— BEGIN Material provided —
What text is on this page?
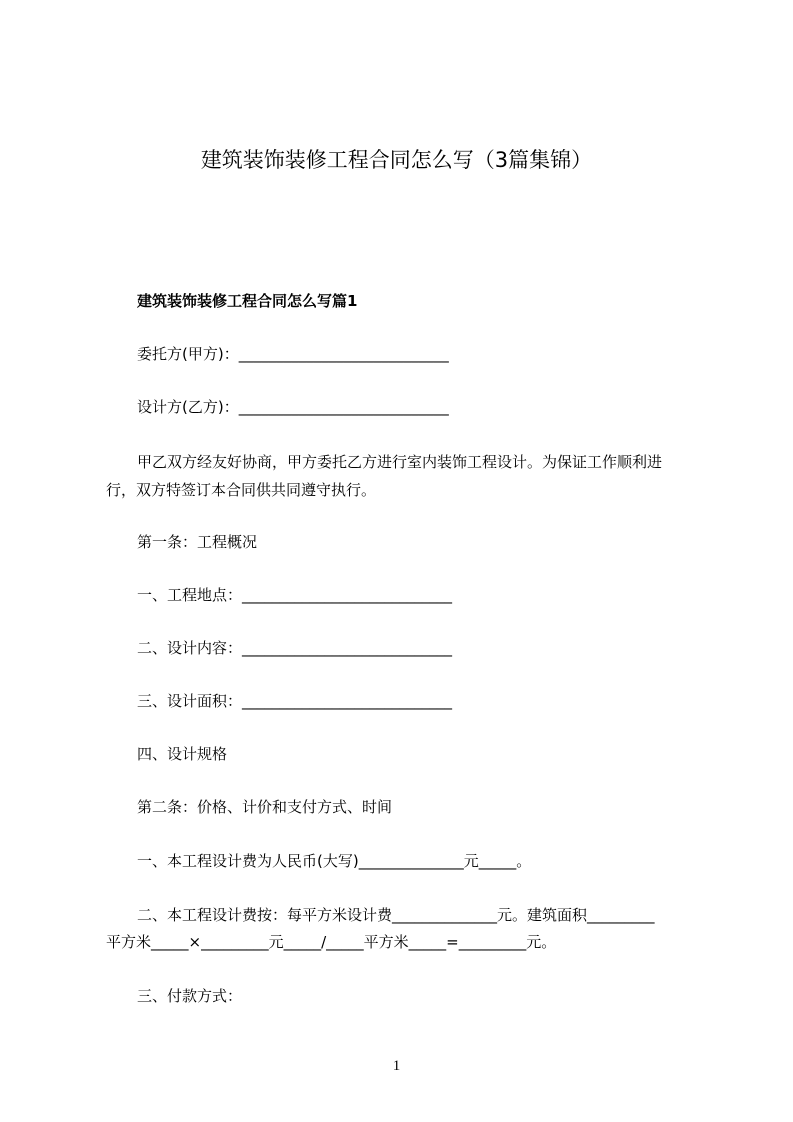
建筑装饰装修工程合同怎么写（3篇集锦）
建筑装饰装修工程合同怎么写篇1
委托方(甲方)：____________________________
设计方(乙方)：____________________________
甲乙双方经友好协商，甲方委托乙方进行室内装饰工程设计。为保证工作顺利进
行，双方特签订本合同供共同遵守执行。
第一条：工程概况
一、工程地点：____________________________
二、设计内容：____________________________
三、设计面积：____________________________
四、设计规格
第二条：价格、计价和支付方式、时间
一、本工程设计费为人民币(大写)______________元_____。
二、本工程设计费按：每平方米设计费______________元。建筑面积_________
平方米_____×_________元_____/_____平方米_____=_________元。
三、付款方式：
1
— END Material provided —
◆ **Problem to solve**
Pictures in the data above should not be copied; transcribe everything else exactly.

◆ **Finished answer**
What text is on this page?
建筑装饰装修工程合同怎么写（3篇集锦）
建筑装饰装修工程合同怎么写篇1
委托方(甲方)：____________________________
设计方(乙方)：____________________________
甲乙双方经友好协商，甲方委托乙方进行室内装饰工程设计。为保证工作顺利进
行，双方特签订本合同供共同遵守执行。
第一条：工程概况
一、工程地点：____________________________
二、设计内容：____________________________
三、设计面积：____________________________
四、设计规格
第二条：价格、计价和支付方式、时间
一、本工程设计费为人民币(大写)______________元_____。
二、本工程设计费按：每平方米设计费______________元。建筑面积_________
平方米_____×_________元_____/_____平方米_____=_________元。
三、付款方式：
1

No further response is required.